▸ **Extracted data entries**
────────
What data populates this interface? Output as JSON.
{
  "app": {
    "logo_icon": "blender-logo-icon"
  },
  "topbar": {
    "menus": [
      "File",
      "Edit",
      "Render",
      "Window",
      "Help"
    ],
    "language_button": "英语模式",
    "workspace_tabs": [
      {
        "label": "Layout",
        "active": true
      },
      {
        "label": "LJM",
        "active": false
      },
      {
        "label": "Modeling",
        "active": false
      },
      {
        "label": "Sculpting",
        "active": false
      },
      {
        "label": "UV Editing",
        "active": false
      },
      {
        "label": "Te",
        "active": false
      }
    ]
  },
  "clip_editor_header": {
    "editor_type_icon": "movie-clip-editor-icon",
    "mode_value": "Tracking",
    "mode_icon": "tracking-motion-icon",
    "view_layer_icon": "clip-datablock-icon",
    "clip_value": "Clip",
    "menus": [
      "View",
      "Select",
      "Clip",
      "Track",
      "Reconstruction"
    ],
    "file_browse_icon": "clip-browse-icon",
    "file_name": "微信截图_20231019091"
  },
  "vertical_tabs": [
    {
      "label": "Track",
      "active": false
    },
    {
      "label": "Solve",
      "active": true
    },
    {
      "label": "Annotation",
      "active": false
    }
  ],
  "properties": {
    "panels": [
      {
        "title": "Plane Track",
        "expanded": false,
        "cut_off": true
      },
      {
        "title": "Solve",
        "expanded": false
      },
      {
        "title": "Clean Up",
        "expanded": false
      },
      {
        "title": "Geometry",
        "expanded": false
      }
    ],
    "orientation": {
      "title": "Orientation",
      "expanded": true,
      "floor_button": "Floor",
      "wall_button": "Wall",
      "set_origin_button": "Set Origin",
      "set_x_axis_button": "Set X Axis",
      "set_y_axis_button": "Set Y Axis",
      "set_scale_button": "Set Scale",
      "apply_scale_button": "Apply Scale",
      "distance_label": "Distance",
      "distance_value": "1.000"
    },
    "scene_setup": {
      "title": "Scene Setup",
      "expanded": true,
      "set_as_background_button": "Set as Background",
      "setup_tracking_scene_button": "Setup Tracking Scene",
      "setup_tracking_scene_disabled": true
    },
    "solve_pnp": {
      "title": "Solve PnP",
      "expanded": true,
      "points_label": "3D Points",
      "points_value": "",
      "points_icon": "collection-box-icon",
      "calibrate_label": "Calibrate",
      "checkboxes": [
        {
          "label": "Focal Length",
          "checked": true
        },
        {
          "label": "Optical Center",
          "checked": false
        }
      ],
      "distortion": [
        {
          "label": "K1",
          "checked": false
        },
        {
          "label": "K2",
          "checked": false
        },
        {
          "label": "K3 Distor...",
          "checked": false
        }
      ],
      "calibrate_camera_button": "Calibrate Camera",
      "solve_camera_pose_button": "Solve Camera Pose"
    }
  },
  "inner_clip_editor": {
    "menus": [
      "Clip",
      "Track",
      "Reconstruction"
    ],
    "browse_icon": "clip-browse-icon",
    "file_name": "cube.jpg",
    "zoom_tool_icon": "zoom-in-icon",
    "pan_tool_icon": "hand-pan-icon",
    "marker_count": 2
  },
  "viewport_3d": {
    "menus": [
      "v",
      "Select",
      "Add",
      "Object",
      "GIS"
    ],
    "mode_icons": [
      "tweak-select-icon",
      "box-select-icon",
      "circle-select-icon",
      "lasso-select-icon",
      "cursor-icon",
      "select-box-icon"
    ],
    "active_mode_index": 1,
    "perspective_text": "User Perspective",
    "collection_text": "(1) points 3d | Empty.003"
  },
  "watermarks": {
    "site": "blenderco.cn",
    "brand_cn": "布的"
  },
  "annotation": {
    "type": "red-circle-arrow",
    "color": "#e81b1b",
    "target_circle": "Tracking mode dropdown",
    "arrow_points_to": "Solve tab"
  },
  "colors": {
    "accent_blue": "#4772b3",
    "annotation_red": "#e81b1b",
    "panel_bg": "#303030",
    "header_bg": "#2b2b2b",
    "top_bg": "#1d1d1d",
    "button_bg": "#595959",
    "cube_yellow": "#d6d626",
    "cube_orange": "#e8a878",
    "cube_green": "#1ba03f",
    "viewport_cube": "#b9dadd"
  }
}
────────
▸ **STATED EXERCISE**
Every entry above should be retyped exactly as shown.

▸ **CORRECT RESULT**
What data populates this interface? Output as JSON.
{
  "app": {
    "logo_icon": "blender-logo-icon"
  },
  "topbar": {
    "menus": [
      "File",
      "Edit",
      "Render",
      "Window",
      "Help"
    ],
    "language_button": "英语模式",
    "workspace_tabs": [
      {
        "label": "Layout",
        "active": true
      },
      {
        "label": "LJM",
        "active": false
      },
      {
        "label": "Modeling",
        "active": false
      },
      {
        "label": "Sculpting",
        "active": false
      },
      {
        "label": "UV Editing",
        "active": false
      },
      {
        "label": "Te",
        "active": false
      }
    ]
  },
  "clip_editor_header": {
    "editor_type_icon": "movie-clip-editor-icon",
    "mode_value": "Tracking",
    "mode_icon": "tracking-motion-icon",
    "view_layer_icon": "clip-datablock-icon",
    "clip_value": "Clip",
    "menus": [
      "View",
      "Select",
      "Clip",
      "Track",
      "Reconstruction"
    ],
    "file_browse_icon": "clip-browse-icon",
    "file_name": "微信截图_20231019091"
  },
  "vertical_tabs": [
    {
      "label": "Track",
      "active": false
    },
    {
      "label": "Solve",
      "active": true
    },
    {
      "label": "Annotation",
      "active": false
    }
  ],
  "properties": {
    "panels": [
      {
        "title": "Plane Track",
        "expanded": false,
        "cut_off": true
      },
      {
        "title": "Solve",
        "expanded": false
      },
      {
        "title": "Clean Up",
        "expanded": false
      },
      {
        "title": "Geometry",
        "expanded": false
      }
    ],
    "orientation": {
      "title": "Orientation",
      "expanded": true,
      "floor_button": "Floor",
      "wall_button": "Wall",
      "set_origin_button": "Set Origin",
      "set_x_axis_button": "Set X Axis",
      "set_y_axis_button": "Set Y Axis",
      "set_scale_button": "Set Scale",
      "apply_scale_button": "Apply Scale",
      "distance_label": "Distance",
      "distance_value": "1.000"
    },
    "scene_setup": {
      "title": "Scene Setup",
      "expanded": true,
      "set_as_background_button": "Set as Background",
      "setup_tracking_scene_button": "Setup Tracking Scene",
      "setup_tracking_scene_disabled": true
    },
    "solve_pnp": {
      "title": "Solve PnP",
      "expanded": true,
      "points_label": "3D Points",
      "points_value": "",
      "points_icon": "collection-box-icon",
      "calibrate_label": "Calibrate",
      "checkboxes": [
        {
          "label": "Focal Length",
          "checked": true
        },
        {
          "label": "Optical Center",
          "checked": false
        }
      ],
      "distortion": [
        {
          "label": "K1",
          "checked": false
        },
        {
          "label": "K2",
          "checked": false
        },
        {
          "label": "K3 Distor...",
          "checked": false
        }
      ],
      "calibrate_camera_button": "Calibrate Camera",
      "solve_camera_pose_button": "Solve Camera Pose"
    }
  },
  "inner_clip_editor": {
    "menus": [
      "Clip",
      "Track",
      "Reconstruction"
    ],
    "browse_icon": "clip-browse-icon",
    "file_name": "cube.jpg",
    "zoom_tool_icon": "zoom-in-icon",
    "pan_tool_icon": "hand-pan-icon",
    "marker_count": 2
  },
  "viewport_3d": {
    "menus": [
      "v",
      "Select",
      "Add",
      "Object",
      "GIS"
    ],
    "mode_icons": [
      "tweak-select-icon",
      "box-select-icon",
      "circle-select-icon",
      "lasso-select-icon",
      "cursor-icon",
      "select-box-icon"
    ],
    "active_mode_index": 1,
    "perspective_text": "User Perspective",
    "collection_text": "(1) points 3d | Empty.003"
  },
  "watermarks": {
    "site": "blenderco.cn",
    "brand_cn": "布的"
  },
  "annotation": {
    "type": "red-circle-arrow",
    "color": "#e81b1b",
    "target_circle": "Tracking mode dropdown",
    "arrow_points_to": "Solve tab"
  },
  "colors": {
    "accent_blue": "#4772b3",
    "annotation_red": "#e81b1b",
    "panel_bg": "#303030",
    "header_bg": "#2b2b2b",
    "top_bg": "#1d1d1d",
    "button_bg": "#595959",
    "cube_yellow": "#d6d626",
    "cube_orange": "#e8a878",
    "cube_green": "#1ba03f",
    "viewport_cube": "#b9dadd"
  }
}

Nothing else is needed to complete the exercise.